-- BEGIN --

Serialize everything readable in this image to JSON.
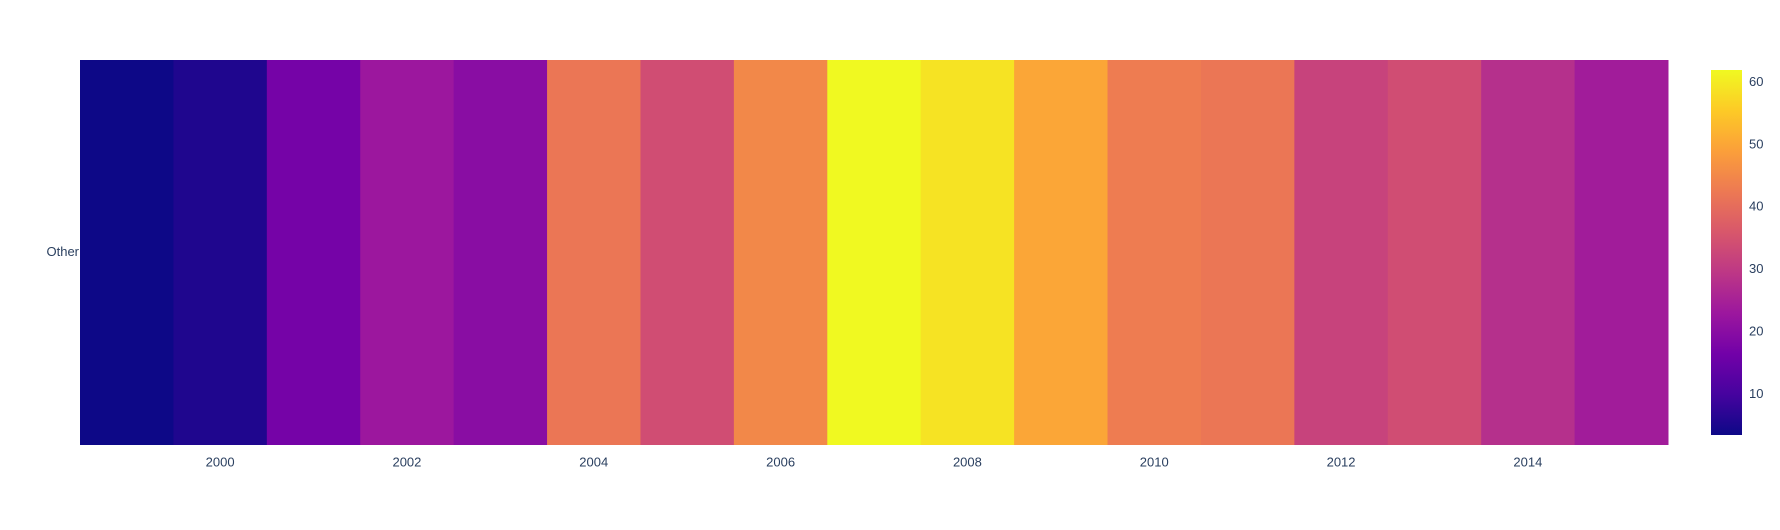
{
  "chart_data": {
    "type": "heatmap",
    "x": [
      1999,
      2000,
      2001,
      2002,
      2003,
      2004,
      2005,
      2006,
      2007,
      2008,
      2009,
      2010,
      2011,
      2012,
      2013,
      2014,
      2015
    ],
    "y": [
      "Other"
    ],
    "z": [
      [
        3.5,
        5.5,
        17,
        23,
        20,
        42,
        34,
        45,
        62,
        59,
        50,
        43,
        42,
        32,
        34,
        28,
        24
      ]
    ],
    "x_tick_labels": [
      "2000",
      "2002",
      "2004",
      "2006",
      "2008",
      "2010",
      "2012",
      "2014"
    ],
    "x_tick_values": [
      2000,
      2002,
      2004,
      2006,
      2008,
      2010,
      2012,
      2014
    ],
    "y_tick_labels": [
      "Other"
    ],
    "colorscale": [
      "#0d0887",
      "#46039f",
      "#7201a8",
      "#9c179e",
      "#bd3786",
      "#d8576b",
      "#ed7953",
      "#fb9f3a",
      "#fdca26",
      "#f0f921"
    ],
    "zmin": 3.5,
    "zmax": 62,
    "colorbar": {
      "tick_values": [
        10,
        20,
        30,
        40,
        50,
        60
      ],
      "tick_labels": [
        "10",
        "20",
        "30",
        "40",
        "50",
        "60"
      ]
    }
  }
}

-- END --
-- BEGIN --

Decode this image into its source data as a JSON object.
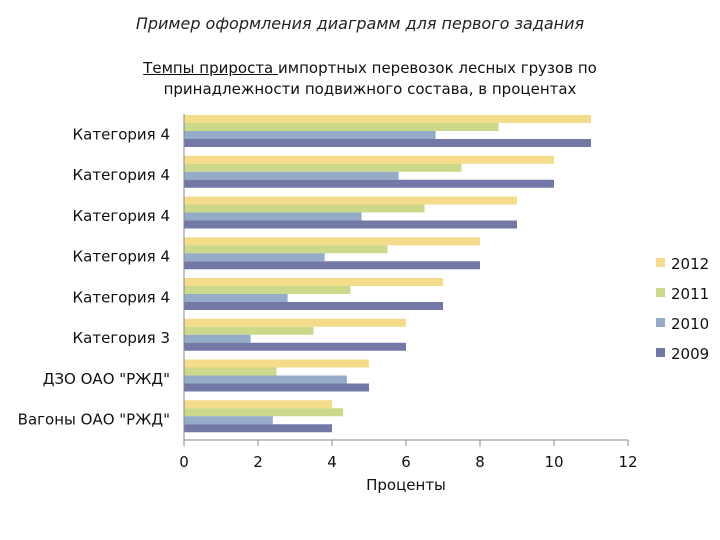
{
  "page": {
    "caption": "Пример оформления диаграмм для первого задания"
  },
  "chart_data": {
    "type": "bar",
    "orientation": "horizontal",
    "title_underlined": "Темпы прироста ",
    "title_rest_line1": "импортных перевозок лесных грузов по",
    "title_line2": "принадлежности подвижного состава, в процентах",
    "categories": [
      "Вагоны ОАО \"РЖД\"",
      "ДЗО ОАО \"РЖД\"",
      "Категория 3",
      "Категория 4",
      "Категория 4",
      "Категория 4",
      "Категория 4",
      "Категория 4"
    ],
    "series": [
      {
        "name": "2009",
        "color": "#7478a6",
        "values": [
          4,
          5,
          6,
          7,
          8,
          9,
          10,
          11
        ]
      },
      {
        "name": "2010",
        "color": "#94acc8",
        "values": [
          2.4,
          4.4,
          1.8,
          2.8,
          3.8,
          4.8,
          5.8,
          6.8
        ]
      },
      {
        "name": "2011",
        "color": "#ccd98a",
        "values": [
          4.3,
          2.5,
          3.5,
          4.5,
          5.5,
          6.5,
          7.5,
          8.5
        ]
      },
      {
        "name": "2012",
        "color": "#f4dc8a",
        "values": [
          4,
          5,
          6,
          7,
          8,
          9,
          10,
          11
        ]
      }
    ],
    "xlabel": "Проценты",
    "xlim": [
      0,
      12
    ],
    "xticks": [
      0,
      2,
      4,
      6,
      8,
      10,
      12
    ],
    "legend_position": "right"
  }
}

-- END --

■ **What is asked**:
List every line in the records above that contains the word "image".

■ **Solution to this task**:
Serialize everything readable in this image to JSON.
Decode this image into its source data as a JSON object.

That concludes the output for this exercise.